RECORDS FOR THE EXERCISE:

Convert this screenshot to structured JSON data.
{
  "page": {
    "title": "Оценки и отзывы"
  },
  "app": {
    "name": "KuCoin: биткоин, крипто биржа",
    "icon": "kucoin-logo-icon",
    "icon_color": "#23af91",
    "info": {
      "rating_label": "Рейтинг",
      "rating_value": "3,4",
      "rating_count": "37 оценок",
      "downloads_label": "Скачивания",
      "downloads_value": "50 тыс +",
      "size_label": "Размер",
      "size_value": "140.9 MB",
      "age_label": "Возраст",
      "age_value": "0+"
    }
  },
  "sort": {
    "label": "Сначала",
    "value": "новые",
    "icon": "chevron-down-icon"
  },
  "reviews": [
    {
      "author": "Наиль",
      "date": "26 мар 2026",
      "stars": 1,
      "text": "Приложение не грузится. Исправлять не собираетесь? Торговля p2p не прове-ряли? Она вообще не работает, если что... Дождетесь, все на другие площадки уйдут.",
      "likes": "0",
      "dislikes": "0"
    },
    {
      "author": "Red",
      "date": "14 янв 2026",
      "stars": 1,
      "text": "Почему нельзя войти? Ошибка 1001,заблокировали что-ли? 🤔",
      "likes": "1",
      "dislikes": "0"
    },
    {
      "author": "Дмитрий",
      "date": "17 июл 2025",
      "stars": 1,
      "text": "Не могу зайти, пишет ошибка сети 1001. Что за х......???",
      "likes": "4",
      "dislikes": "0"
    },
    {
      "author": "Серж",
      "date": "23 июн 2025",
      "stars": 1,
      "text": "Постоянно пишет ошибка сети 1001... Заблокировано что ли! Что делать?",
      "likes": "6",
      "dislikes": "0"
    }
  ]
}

GOAL: Every line of the data above should be copied exactly.

WRITTEN SOLUTION:
Convert this screenshot to structured JSON data.
{
  "page": {
    "title": "Оценки и отзывы"
  },
  "app": {
    "name": "KuCoin: биткоин, крипто биржа",
    "icon": "kucoin-logo-icon",
    "icon_color": "#23af91",
    "info": {
      "rating_label": "Рейтинг",
      "rating_value": "3,4",
      "rating_count": "37 оценок",
      "downloads_label": "Скачивания",
      "downloads_value": "50 тыс +",
      "size_label": "Размер",
      "size_value": "140.9 MB",
      "age_label": "Возраст",
      "age_value": "0+"
    }
  },
  "sort": {
    "label": "Сначала",
    "value": "новые",
    "icon": "chevron-down-icon"
  },
  "reviews": [
    {
      "author": "Наиль",
      "date": "26 мар 2026",
      "stars": 1,
      "text": "Приложение не грузится. Исправлять не собираетесь? Торговля p2p не прове-ряли? Она вообще не работает, если что... Дождетесь, все на другие площадки уйдут.",
      "likes": "0",
      "dislikes": "0"
    },
    {
      "author": "Red",
      "date": "14 янв 2026",
      "stars": 1,
      "text": "Почему нельзя войти? Ошибка 1001,заблокировали что-ли? 🤔",
      "likes": "1",
      "dislikes": "0"
    },
    {
      "author": "Дмитрий",
      "date": "17 июл 2025",
      "stars": 1,
      "text": "Не могу зайти, пишет ошибка сети 1001. Что за х......???",
      "likes": "4",
      "dislikes": "0"
    },
    {
      "author": "Серж",
      "date": "23 июн 2025",
      "stars": 1,
      "text": "Постоянно пишет ошибка сети 1001... Заблокировано что ли! Что делать?",
      "likes": "6",
      "dislikes": "0"
    }
  ]
}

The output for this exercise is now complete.